§ YOUR OBJECTIVE
What lines of the data hold the string "ylabel"? Pull each one out.

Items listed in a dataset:
>> Start

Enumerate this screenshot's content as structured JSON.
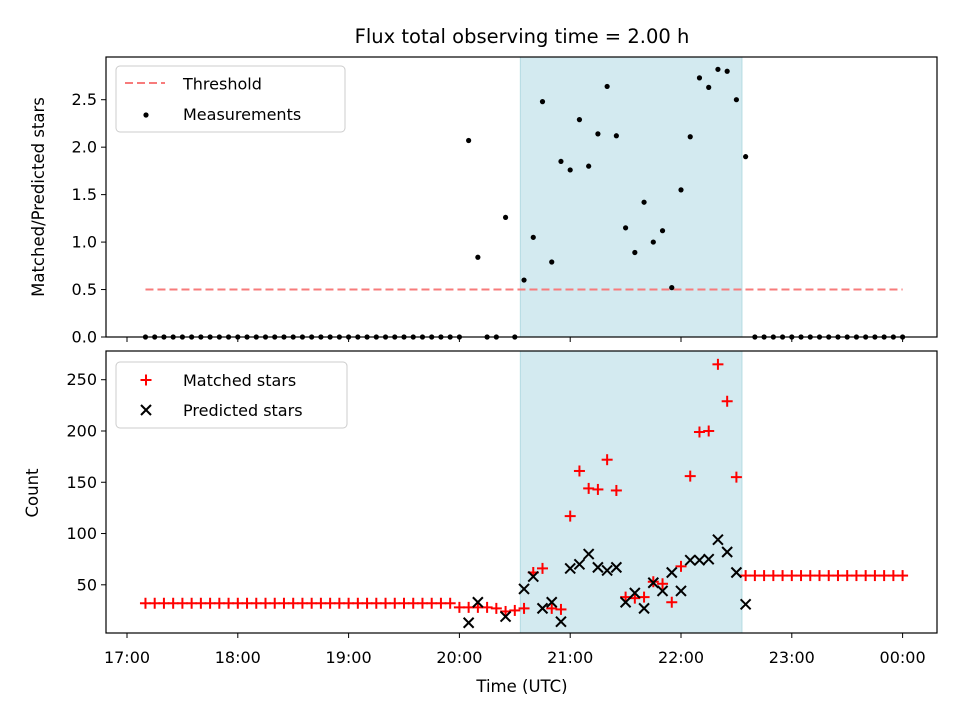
{
  "chart_data": [
    {
      "type": "scatter",
      "title": "Flux total observing time = 2.00 h",
      "ylabel": "Matched/Predicted stars",
      "xlabel": "",
      "xlim": [
        "17:00",
        "00:00"
      ],
      "ylim": [
        0,
        2.95
      ],
      "yticks": [
        "0.0",
        "0.5",
        "1.0",
        "1.5",
        "2.0",
        "2.5"
      ],
      "grid": false,
      "legend_position": "top-left",
      "shaded_interval": {
        "start": "20:33",
        "end": "22:33",
        "color": "#d3eaf0"
      },
      "threshold": {
        "name": "Threshold",
        "value": 0.5,
        "x_start": "17:10",
        "x_end": "00:00",
        "color": "#f77b7b"
      },
      "series": [
        {
          "name": "Measurements",
          "color": "#000000",
          "points": [
            [
              "17:10",
              0
            ],
            [
              "17:15",
              0
            ],
            [
              "17:20",
              0
            ],
            [
              "17:25",
              0
            ],
            [
              "17:30",
              0
            ],
            [
              "17:35",
              0
            ],
            [
              "17:40",
              0
            ],
            [
              "17:45",
              0
            ],
            [
              "17:50",
              0
            ],
            [
              "17:55",
              0
            ],
            [
              "18:00",
              0
            ],
            [
              "18:05",
              0
            ],
            [
              "18:10",
              0
            ],
            [
              "18:15",
              0
            ],
            [
              "18:20",
              0
            ],
            [
              "18:25",
              0
            ],
            [
              "18:30",
              0
            ],
            [
              "18:35",
              0
            ],
            [
              "18:40",
              0
            ],
            [
              "18:45",
              0
            ],
            [
              "18:50",
              0
            ],
            [
              "18:55",
              0
            ],
            [
              "19:00",
              0
            ],
            [
              "19:05",
              0
            ],
            [
              "19:10",
              0
            ],
            [
              "19:15",
              0
            ],
            [
              "19:20",
              0
            ],
            [
              "19:25",
              0
            ],
            [
              "19:30",
              0
            ],
            [
              "19:35",
              0
            ],
            [
              "19:40",
              0
            ],
            [
              "19:45",
              0
            ],
            [
              "19:50",
              0
            ],
            [
              "19:55",
              0
            ],
            [
              "20:00",
              0
            ],
            [
              "20:05",
              2.07
            ],
            [
              "20:10",
              0.84
            ],
            [
              "20:15",
              0
            ],
            [
              "20:20",
              0
            ],
            [
              "20:25",
              1.26
            ],
            [
              "20:30",
              0
            ],
            [
              "20:35",
              0.6
            ],
            [
              "20:40",
              1.05
            ],
            [
              "20:45",
              2.48
            ],
            [
              "20:50",
              0.79
            ],
            [
              "20:55",
              1.85
            ],
            [
              "21:00",
              1.76
            ],
            [
              "21:05",
              2.29
            ],
            [
              "21:10",
              1.8
            ],
            [
              "21:15",
              2.14
            ],
            [
              "21:20",
              2.64
            ],
            [
              "21:25",
              2.12
            ],
            [
              "21:30",
              1.15
            ],
            [
              "21:35",
              0.89
            ],
            [
              "21:40",
              1.42
            ],
            [
              "21:45",
              1.0
            ],
            [
              "21:50",
              1.12
            ],
            [
              "21:55",
              0.52
            ],
            [
              "22:00",
              1.55
            ],
            [
              "22:05",
              2.11
            ],
            [
              "22:10",
              2.73
            ],
            [
              "22:15",
              2.63
            ],
            [
              "22:20",
              2.82
            ],
            [
              "22:25",
              2.8
            ],
            [
              "22:30",
              2.5
            ],
            [
              "22:35",
              1.9
            ],
            [
              "22:40",
              0
            ],
            [
              "22:45",
              0
            ],
            [
              "22:50",
              0
            ],
            [
              "22:55",
              0
            ],
            [
              "23:00",
              0
            ],
            [
              "23:05",
              0
            ],
            [
              "23:10",
              0
            ],
            [
              "23:15",
              0
            ],
            [
              "23:20",
              0
            ],
            [
              "23:25",
              0
            ],
            [
              "23:30",
              0
            ],
            [
              "23:35",
              0
            ],
            [
              "23:40",
              0
            ],
            [
              "23:45",
              0
            ],
            [
              "23:50",
              0
            ],
            [
              "23:55",
              0
            ],
            [
              "00:00",
              0
            ]
          ]
        }
      ]
    },
    {
      "type": "scatter",
      "title": "",
      "ylabel": "Count",
      "xlabel": "Time (UTC)",
      "xticks": [
        "17:00",
        "18:00",
        "19:00",
        "20:00",
        "21:00",
        "22:00",
        "23:00",
        "00:00"
      ],
      "yticks": [
        "50",
        "100",
        "150",
        "200",
        "250"
      ],
      "ylim": [
        3,
        278
      ],
      "grid": false,
      "legend_position": "top-left",
      "series": [
        {
          "name": "Matched stars",
          "color": "#ff0000",
          "marker": "+",
          "points": [
            [
              "17:10",
              32
            ],
            [
              "17:15",
              32
            ],
            [
              "17:20",
              32
            ],
            [
              "17:25",
              32
            ],
            [
              "17:30",
              32
            ],
            [
              "17:35",
              32
            ],
            [
              "17:40",
              32
            ],
            [
              "17:45",
              32
            ],
            [
              "17:50",
              32
            ],
            [
              "17:55",
              32
            ],
            [
              "18:00",
              32
            ],
            [
              "18:05",
              32
            ],
            [
              "18:10",
              32
            ],
            [
              "18:15",
              32
            ],
            [
              "18:20",
              32
            ],
            [
              "18:25",
              32
            ],
            [
              "18:30",
              32
            ],
            [
              "18:35",
              32
            ],
            [
              "18:40",
              32
            ],
            [
              "18:45",
              32
            ],
            [
              "18:50",
              32
            ],
            [
              "18:55",
              32
            ],
            [
              "19:00",
              32
            ],
            [
              "19:05",
              32
            ],
            [
              "19:10",
              32
            ],
            [
              "19:15",
              32
            ],
            [
              "19:20",
              32
            ],
            [
              "19:25",
              32
            ],
            [
              "19:30",
              32
            ],
            [
              "19:35",
              32
            ],
            [
              "19:40",
              32
            ],
            [
              "19:45",
              32
            ],
            [
              "19:50",
              32
            ],
            [
              "19:55",
              32
            ],
            [
              "20:00",
              28
            ],
            [
              "20:05",
              28
            ],
            [
              "20:10",
              28
            ],
            [
              "20:15",
              28
            ],
            [
              "20:20",
              27
            ],
            [
              "20:25",
              24
            ],
            [
              "20:30",
              25
            ],
            [
              "20:35",
              27
            ],
            [
              "20:40",
              62
            ],
            [
              "20:45",
              66
            ],
            [
              "20:50",
              27
            ],
            [
              "20:55",
              26
            ],
            [
              "21:00",
              117
            ],
            [
              "21:05",
              161
            ],
            [
              "21:10",
              144
            ],
            [
              "21:15",
              143
            ],
            [
              "21:20",
              172
            ],
            [
              "21:25",
              142
            ],
            [
              "21:30",
              38
            ],
            [
              "21:35",
              37
            ],
            [
              "21:40",
              38
            ],
            [
              "21:45",
              53
            ],
            [
              "21:50",
              51
            ],
            [
              "21:55",
              33
            ],
            [
              "22:00",
              68
            ],
            [
              "22:05",
              156
            ],
            [
              "22:10",
              199
            ],
            [
              "22:15",
              200
            ],
            [
              "22:20",
              265
            ],
            [
              "22:25",
              229
            ],
            [
              "22:30",
              155
            ],
            [
              "22:35",
              59
            ],
            [
              "22:40",
              59
            ],
            [
              "22:45",
              59
            ],
            [
              "22:50",
              59
            ],
            [
              "22:55",
              59
            ],
            [
              "23:00",
              59
            ],
            [
              "23:05",
              59
            ],
            [
              "23:10",
              59
            ],
            [
              "23:15",
              59
            ],
            [
              "23:20",
              59
            ],
            [
              "23:25",
              59
            ],
            [
              "23:30",
              59
            ],
            [
              "23:35",
              59
            ],
            [
              "23:40",
              59
            ],
            [
              "23:45",
              59
            ],
            [
              "23:50",
              59
            ],
            [
              "23:55",
              59
            ],
            [
              "00:00",
              59
            ]
          ]
        },
        {
          "name": "Predicted stars",
          "color": "#000000",
          "marker": "x",
          "points": [
            [
              "20:05",
              13
            ],
            [
              "20:10",
              33
            ],
            [
              "20:25",
              19
            ],
            [
              "20:35",
              46
            ],
            [
              "20:40",
              58
            ],
            [
              "20:45",
              27
            ],
            [
              "20:50",
              33
            ],
            [
              "20:55",
              14
            ],
            [
              "21:00",
              66
            ],
            [
              "21:05",
              70
            ],
            [
              "21:10",
              80
            ],
            [
              "21:15",
              67
            ],
            [
              "21:20",
              64
            ],
            [
              "21:25",
              67
            ],
            [
              "21:30",
              33
            ],
            [
              "21:35",
              42
            ],
            [
              "21:40",
              27
            ],
            [
              "21:45",
              52
            ],
            [
              "21:50",
              44
            ],
            [
              "21:55",
              62
            ],
            [
              "22:00",
              44
            ],
            [
              "22:05",
              74
            ],
            [
              "22:10",
              74
            ],
            [
              "22:15",
              75
            ],
            [
              "22:20",
              94
            ],
            [
              "22:25",
              82
            ],
            [
              "22:30",
              62
            ],
            [
              "22:35",
              31
            ]
          ]
        }
      ]
    }
  ]
}
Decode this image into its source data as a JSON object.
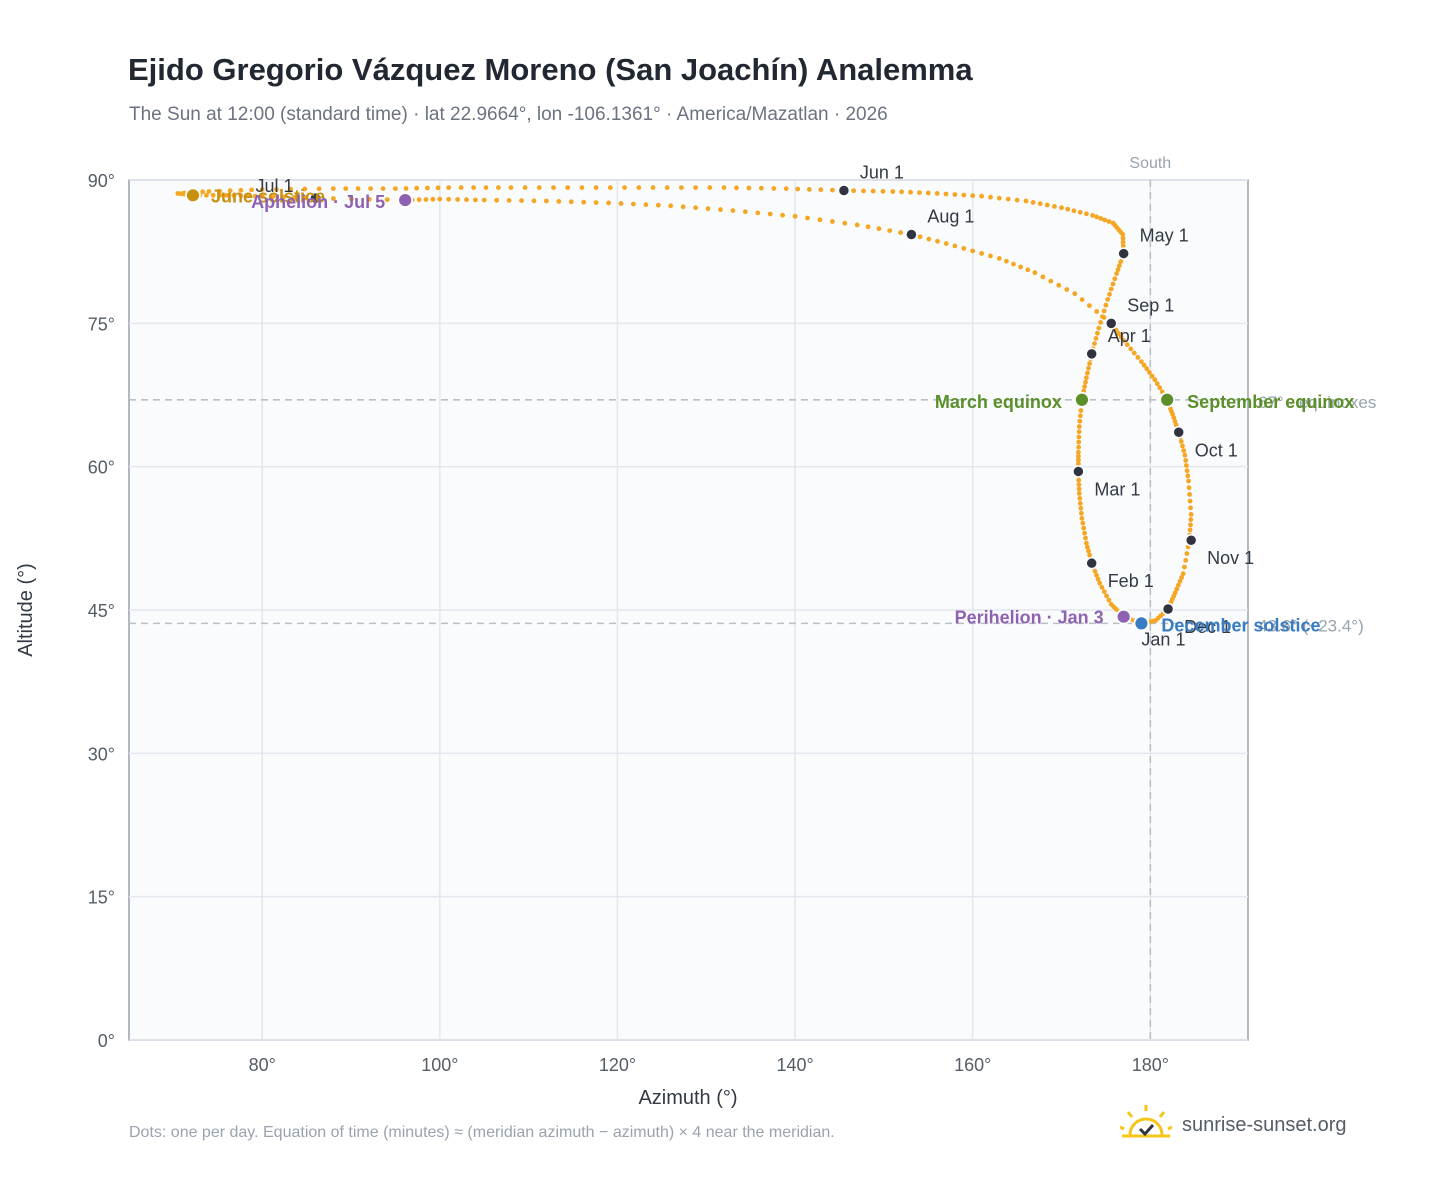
{
  "header": {
    "title": "Ejido Gregorio Vázquez Moreno (San Joachín) Analemma",
    "subtitle": "The Sun at 12:00 (standard time) · lat 22.9664°, lon -106.1361° · America/Mazatlan · 2026"
  },
  "footer": {
    "note": "Dots: one per day. Equation of time (minutes) ≈ (meridian azimuth − azimuth) × 4 near the meridian.",
    "brand": "sunrise-sunset.org"
  },
  "colors": {
    "path": "#f5a623",
    "month_marker": "#2f3440",
    "equinox": "#5a8f29",
    "june_solstice": "#c8900f",
    "december_solstice": "#3a7cc1",
    "apsis": "#8e62b0",
    "reference_line": "#b8c0c8",
    "plot_bg": "#f9fbfd",
    "grid": "#e3e8ee"
  },
  "chart_data": {
    "type": "scatter",
    "xlabel": "Azimuth (°)",
    "ylabel": "Altitude (°)",
    "xlim": [
      65,
      191
    ],
    "ylim": [
      0,
      90
    ],
    "x_ticks": [
      80,
      100,
      120,
      140,
      160,
      180
    ],
    "x_tick_labels": [
      "80°",
      "100°",
      "120°",
      "140°",
      "160°",
      "180°"
    ],
    "y_ticks": [
      0,
      15,
      30,
      45,
      60,
      75,
      90
    ],
    "y_tick_labels": [
      "0°",
      "15°",
      "30°",
      "45°",
      "60°",
      "75°",
      "90°"
    ],
    "grid": true,
    "reference_lines": [
      {
        "axis": "x",
        "value": 180,
        "label": "South"
      },
      {
        "axis": "y",
        "value": 67.0,
        "label": "67° · equinoxes"
      },
      {
        "axis": "y",
        "value": 43.6,
        "label": "43.6° (−23.4°)"
      }
    ],
    "daily_path": [
      [
        179.0,
        43.6
      ],
      [
        180.6,
        43.9
      ],
      [
        182.0,
        45.1
      ],
      [
        182.8,
        46.8
      ],
      [
        183.7,
        48.8
      ],
      [
        184.4,
        52.3
      ],
      [
        184.6,
        55.0
      ],
      [
        184.3,
        58.5
      ],
      [
        183.9,
        61.2
      ],
      [
        183.2,
        63.6
      ],
      [
        182.5,
        65.5
      ],
      [
        181.9,
        67.0
      ],
      [
        180.5,
        69.1
      ],
      [
        179.0,
        71.0
      ],
      [
        177.0,
        73.2
      ],
      [
        175.6,
        75.0
      ],
      [
        171.5,
        78.1
      ],
      [
        167.0,
        80.3
      ],
      [
        163.0,
        81.8
      ],
      [
        158.0,
        83.1
      ],
      [
        153.1,
        84.3
      ],
      [
        147.0,
        85.3
      ],
      [
        140.0,
        86.2
      ],
      [
        133.0,
        86.8
      ],
      [
        126.0,
        87.3
      ],
      [
        119.0,
        87.6
      ],
      [
        112.0,
        87.8
      ],
      [
        105.0,
        87.9
      ],
      [
        100.0,
        88.0
      ],
      [
        96.1,
        87.9
      ],
      [
        86.0,
        88.1
      ],
      [
        80.0,
        88.3
      ],
      [
        76.0,
        88.4
      ],
      [
        72.2,
        88.4
      ],
      [
        70.5,
        88.6
      ],
      [
        74.0,
        88.8
      ],
      [
        80.0,
        89.0
      ],
      [
        88.0,
        89.1
      ],
      [
        95.0,
        89.1
      ],
      [
        101.0,
        89.2
      ],
      [
        108.0,
        89.2
      ],
      [
        116.0,
        89.2
      ],
      [
        124.0,
        89.2
      ],
      [
        132.0,
        89.2
      ],
      [
        139.0,
        89.1
      ],
      [
        145.5,
        88.9
      ],
      [
        151.0,
        88.8
      ],
      [
        156.0,
        88.6
      ],
      [
        161.0,
        88.3
      ],
      [
        166.0,
        87.8
      ],
      [
        170.0,
        87.1
      ],
      [
        173.5,
        86.3
      ],
      [
        175.8,
        85.5
      ],
      [
        176.9,
        84.3
      ],
      [
        177.0,
        82.3
      ],
      [
        176.2,
        80.2
      ],
      [
        175.2,
        77.5
      ],
      [
        174.2,
        74.5
      ],
      [
        173.4,
        71.8
      ],
      [
        172.8,
        69.3
      ],
      [
        172.3,
        67.0
      ],
      [
        172.0,
        64.2
      ],
      [
        171.9,
        61.5
      ],
      [
        171.9,
        59.5
      ],
      [
        172.0,
        57.2
      ],
      [
        172.3,
        54.6
      ],
      [
        172.8,
        52.0
      ],
      [
        173.4,
        49.9
      ],
      [
        174.3,
        47.8
      ],
      [
        175.6,
        45.6
      ],
      [
        177.0,
        44.3
      ],
      [
        179.0,
        43.6
      ]
    ],
    "month_markers": [
      {
        "label": "Jan 1",
        "x": 179.0,
        "y": 43.6
      },
      {
        "label": "Feb 1",
        "x": 173.4,
        "y": 49.9
      },
      {
        "label": "Mar 1",
        "x": 171.9,
        "y": 59.5
      },
      {
        "label": "Apr 1",
        "x": 173.4,
        "y": 71.8
      },
      {
        "label": "May 1",
        "x": 177.0,
        "y": 82.3
      },
      {
        "label": "Jun 1",
        "x": 145.5,
        "y": 88.9
      },
      {
        "label": "Jul 1",
        "x": 86.0,
        "y": 88.1
      },
      {
        "label": "Aug 1",
        "x": 153.1,
        "y": 84.3
      },
      {
        "label": "Sep 1",
        "x": 175.6,
        "y": 75.0
      },
      {
        "label": "Oct 1",
        "x": 183.2,
        "y": 63.6
      },
      {
        "label": "Nov 1",
        "x": 184.6,
        "y": 52.3
      },
      {
        "label": "Dec 1",
        "x": 182.0,
        "y": 45.1
      }
    ],
    "events": [
      {
        "label": "March equinox",
        "x": 172.3,
        "y": 67.0,
        "kind": "equinox"
      },
      {
        "label": "September equinox",
        "x": 181.9,
        "y": 67.0,
        "kind": "equinox"
      },
      {
        "label": "June solstice",
        "x": 72.2,
        "y": 88.4,
        "kind": "june_solstice"
      },
      {
        "label": "December solstice",
        "x": 179.0,
        "y": 43.6,
        "kind": "december_solstice"
      },
      {
        "label": "Perihelion · Jan 3",
        "x": 177.0,
        "y": 44.3,
        "kind": "apsis"
      },
      {
        "label": "Aphelion · Jul 5",
        "x": 96.1,
        "y": 87.9,
        "kind": "apsis"
      }
    ]
  }
}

>> End

§ WRITTEN SOLUTION
      "ylabel": "Matched/Predicted stars",
      "ylabel": "Count",
    "ylabel": "Altitude (°)",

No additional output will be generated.